**What is required:** Return nothing but the lines from the line containing "Output the underlying" through the last line of the records, reproduced exactly.

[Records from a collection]
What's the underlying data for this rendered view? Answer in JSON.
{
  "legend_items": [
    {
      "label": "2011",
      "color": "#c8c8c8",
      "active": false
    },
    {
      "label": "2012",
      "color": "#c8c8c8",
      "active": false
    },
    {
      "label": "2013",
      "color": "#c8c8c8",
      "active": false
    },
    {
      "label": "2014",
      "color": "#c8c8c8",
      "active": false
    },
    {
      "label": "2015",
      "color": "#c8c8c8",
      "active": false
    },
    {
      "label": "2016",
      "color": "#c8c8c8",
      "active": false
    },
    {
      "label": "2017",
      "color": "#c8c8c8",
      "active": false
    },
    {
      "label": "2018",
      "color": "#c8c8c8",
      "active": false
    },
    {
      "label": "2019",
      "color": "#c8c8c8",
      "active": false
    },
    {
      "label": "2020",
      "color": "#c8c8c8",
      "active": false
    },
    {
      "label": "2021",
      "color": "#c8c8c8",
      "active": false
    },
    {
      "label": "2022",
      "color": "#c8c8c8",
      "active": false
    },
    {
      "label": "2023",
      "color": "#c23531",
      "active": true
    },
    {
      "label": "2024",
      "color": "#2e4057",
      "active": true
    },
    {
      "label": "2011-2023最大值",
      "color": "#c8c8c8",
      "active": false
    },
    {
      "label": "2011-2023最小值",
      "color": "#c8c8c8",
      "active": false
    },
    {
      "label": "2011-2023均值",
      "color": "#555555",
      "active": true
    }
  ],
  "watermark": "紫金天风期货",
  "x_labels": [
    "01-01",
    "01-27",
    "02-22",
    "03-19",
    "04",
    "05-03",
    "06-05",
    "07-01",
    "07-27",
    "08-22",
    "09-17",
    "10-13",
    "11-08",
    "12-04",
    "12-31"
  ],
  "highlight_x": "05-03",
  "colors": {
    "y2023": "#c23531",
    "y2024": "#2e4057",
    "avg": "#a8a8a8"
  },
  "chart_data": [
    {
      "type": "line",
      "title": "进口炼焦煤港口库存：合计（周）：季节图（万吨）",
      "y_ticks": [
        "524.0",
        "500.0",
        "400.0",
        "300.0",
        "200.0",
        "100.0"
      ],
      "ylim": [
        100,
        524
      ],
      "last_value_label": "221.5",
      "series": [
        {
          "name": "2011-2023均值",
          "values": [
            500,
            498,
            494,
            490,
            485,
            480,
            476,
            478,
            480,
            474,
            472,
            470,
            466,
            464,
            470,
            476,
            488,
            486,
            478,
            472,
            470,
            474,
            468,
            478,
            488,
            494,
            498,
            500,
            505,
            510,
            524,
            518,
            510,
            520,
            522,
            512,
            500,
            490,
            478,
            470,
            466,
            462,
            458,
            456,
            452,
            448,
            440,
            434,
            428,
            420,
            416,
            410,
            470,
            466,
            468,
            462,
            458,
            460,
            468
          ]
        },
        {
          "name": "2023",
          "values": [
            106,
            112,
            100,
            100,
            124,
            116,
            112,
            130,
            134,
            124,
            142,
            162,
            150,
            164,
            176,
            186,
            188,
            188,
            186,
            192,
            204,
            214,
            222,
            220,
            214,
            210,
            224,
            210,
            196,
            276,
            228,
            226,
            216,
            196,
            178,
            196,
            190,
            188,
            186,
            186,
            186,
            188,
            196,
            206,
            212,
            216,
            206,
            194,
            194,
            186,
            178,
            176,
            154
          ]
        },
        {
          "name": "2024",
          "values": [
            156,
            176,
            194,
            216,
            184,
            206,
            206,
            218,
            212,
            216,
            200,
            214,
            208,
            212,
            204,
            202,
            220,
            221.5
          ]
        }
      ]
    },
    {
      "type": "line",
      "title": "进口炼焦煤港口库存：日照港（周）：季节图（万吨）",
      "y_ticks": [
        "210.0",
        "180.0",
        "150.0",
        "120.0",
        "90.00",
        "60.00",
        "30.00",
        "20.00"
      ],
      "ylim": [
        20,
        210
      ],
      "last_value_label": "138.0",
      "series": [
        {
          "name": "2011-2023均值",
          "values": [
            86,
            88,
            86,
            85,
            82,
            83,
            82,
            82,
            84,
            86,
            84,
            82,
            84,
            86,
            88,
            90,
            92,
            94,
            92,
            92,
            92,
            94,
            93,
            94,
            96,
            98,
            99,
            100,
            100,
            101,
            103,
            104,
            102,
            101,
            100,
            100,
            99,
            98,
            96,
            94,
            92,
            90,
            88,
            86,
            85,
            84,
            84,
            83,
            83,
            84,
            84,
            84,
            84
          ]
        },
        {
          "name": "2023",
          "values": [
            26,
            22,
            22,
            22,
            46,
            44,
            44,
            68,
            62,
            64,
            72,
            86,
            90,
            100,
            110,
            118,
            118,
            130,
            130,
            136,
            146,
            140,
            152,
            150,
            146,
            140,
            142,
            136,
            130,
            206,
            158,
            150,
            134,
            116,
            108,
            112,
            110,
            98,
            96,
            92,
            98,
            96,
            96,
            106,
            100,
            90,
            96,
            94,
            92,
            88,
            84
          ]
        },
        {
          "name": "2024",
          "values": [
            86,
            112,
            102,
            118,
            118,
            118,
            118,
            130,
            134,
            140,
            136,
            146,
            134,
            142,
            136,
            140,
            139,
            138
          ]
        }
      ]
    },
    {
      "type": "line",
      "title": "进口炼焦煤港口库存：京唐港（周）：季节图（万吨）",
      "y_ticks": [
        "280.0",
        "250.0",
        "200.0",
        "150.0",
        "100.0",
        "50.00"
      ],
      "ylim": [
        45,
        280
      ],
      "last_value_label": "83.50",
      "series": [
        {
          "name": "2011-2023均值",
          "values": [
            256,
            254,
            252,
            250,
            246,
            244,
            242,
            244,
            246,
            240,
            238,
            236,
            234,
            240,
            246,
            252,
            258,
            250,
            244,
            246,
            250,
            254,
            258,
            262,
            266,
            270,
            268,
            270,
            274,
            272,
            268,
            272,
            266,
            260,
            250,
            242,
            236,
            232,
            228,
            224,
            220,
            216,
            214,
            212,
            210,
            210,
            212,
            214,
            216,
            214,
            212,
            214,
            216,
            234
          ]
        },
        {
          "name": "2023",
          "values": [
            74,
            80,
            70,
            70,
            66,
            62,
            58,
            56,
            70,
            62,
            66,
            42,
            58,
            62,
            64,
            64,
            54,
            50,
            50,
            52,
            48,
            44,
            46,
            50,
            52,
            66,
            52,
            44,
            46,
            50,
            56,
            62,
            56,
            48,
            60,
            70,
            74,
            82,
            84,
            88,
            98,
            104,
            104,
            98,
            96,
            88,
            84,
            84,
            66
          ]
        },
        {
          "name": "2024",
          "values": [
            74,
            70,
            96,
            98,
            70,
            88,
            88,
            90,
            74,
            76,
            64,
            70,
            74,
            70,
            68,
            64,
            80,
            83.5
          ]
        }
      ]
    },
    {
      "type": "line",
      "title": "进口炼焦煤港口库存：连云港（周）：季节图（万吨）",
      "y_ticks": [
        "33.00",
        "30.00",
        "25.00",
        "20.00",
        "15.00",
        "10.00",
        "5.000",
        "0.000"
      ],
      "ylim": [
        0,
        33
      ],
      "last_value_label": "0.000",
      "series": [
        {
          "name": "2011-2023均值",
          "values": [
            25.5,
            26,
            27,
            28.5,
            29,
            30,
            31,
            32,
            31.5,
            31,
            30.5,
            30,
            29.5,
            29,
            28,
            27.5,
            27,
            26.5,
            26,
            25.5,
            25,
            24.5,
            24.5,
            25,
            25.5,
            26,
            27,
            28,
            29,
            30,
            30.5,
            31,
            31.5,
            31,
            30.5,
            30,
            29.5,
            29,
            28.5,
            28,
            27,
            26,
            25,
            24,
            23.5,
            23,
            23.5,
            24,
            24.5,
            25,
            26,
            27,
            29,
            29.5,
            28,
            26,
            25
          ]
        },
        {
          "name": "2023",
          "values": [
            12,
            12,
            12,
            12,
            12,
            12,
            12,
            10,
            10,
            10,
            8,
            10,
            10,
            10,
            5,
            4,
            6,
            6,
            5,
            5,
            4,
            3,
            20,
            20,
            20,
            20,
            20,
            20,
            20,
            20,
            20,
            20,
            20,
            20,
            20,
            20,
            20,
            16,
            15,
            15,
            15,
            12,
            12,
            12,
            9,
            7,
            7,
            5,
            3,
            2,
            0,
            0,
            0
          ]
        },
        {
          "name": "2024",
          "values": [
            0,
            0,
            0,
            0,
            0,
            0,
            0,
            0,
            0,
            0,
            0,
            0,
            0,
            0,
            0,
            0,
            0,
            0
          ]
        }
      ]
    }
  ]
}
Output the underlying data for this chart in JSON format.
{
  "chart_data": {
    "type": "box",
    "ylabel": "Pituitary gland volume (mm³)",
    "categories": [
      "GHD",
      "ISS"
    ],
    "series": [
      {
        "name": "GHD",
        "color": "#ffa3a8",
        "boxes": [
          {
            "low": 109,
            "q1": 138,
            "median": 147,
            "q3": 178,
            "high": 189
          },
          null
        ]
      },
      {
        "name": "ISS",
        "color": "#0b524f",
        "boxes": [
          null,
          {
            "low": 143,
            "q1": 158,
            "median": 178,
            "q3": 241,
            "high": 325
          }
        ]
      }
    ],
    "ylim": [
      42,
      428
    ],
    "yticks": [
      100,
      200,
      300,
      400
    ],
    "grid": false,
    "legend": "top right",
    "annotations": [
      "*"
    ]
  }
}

**Task output:**
Output the underlying data for this chart in JSON format.
{
  "chart_data": {
    "type": "box",
    "ylabel": "Pituitary gland volume (mm³)",
    "categories": [
      "GHD",
      "ISS"
    ],
    "series": [
      {
        "name": "GHD",
        "color": "#ffa3a8",
        "boxes": [
          {
            "low": 109,
            "q1": 138,
            "median": 147,
            "q3": 178,
            "high": 189
          },
          null
        ]
      },
      {
        "name": "ISS",
        "color": "#0b524f",
        "boxes": [
          null,
          {
            "low": 143,
            "q1": 158,
            "median": 178,
            "q3": 241,
            "high": 325
          }
        ]
      }
    ],
    "ylim": [
      42,
      428
    ],
    "yticks": [
      100,
      200,
      300,
      400
    ],
    "grid": false,
    "legend": "top right",
    "annotations": [
      "*"
    ]
  }
}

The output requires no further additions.